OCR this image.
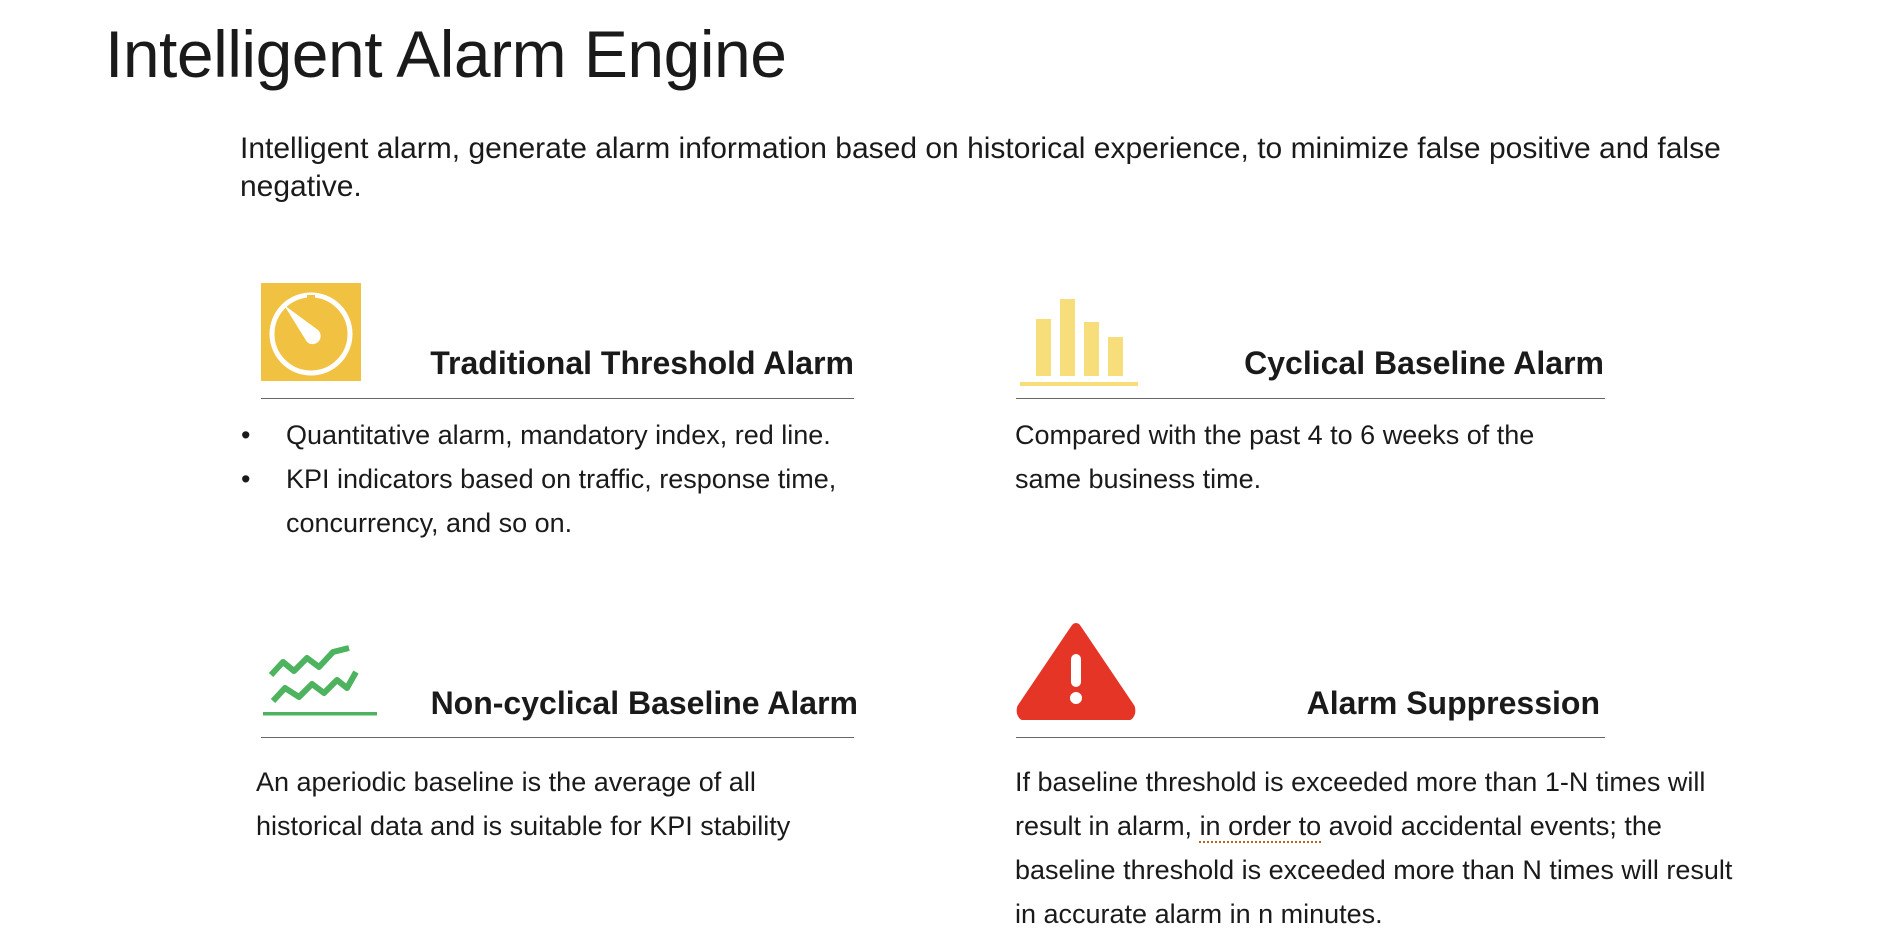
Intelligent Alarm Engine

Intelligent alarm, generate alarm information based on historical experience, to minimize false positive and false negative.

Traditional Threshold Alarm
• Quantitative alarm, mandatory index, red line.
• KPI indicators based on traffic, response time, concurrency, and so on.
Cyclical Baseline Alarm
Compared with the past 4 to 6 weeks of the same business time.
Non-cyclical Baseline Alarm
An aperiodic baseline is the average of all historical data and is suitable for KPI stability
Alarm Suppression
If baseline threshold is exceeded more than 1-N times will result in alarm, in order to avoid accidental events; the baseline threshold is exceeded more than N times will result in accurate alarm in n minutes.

━━━━

→ **Given exercise**
Copy the whole of the material above exactly, but not its images.

→ **Result for this exercise**
OCR this image.
Intelligent Alarm Engine

Intelligent alarm, generate alarm information based on historical experience, to minimize false positive and false negative.

Traditional Threshold Alarm
• Quantitative alarm, mandatory index, red line.
• KPI indicators based on traffic, response time, concurrency, and so on.
Cyclical Baseline Alarm
Compared with the past 4 to 6 weeks of the same business time.
Non-cyclical Baseline Alarm
An aperiodic baseline is the average of all historical data and is suitable for KPI stability
Alarm Suppression
If baseline threshold is exceeded more than 1-N times will result in alarm, in order to avoid accidental events; the baseline threshold is exceeded more than N times will result in accurate alarm in n minutes.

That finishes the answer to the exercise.